Given records ::
━━━

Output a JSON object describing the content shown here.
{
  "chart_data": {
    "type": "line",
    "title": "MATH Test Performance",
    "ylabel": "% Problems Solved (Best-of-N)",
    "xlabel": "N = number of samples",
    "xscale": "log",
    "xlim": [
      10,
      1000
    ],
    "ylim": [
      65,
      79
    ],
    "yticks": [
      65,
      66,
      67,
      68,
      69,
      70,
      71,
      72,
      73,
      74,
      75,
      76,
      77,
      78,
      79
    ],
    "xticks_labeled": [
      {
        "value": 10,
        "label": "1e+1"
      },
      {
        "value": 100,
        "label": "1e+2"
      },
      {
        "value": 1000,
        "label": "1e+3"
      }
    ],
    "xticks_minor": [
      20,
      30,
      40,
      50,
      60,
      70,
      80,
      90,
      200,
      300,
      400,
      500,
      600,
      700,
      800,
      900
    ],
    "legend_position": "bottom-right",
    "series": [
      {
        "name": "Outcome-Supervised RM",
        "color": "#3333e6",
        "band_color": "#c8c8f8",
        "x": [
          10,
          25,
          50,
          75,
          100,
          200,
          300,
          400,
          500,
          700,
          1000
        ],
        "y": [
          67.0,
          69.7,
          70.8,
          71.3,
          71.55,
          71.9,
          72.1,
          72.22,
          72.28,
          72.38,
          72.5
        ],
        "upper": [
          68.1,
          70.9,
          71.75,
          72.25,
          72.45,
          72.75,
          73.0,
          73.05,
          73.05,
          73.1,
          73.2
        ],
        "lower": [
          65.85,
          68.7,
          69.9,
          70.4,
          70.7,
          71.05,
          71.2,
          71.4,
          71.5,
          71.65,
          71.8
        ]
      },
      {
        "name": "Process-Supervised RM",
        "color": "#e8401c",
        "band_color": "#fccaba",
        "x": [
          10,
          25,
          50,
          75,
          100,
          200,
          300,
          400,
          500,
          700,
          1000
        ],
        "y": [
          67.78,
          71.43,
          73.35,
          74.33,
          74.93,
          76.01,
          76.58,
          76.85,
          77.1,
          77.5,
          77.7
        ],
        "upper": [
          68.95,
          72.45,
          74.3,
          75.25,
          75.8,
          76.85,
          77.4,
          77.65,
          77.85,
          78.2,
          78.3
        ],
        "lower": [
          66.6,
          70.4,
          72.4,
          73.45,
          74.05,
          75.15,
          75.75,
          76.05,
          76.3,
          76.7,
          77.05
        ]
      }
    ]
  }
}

━━━

What the exercise asks :: Leave out every line without the string "name" and copy the rest.

Reply ::
        "name": "Outcome-Supervised RM",
        "name": "Process-Supervised RM",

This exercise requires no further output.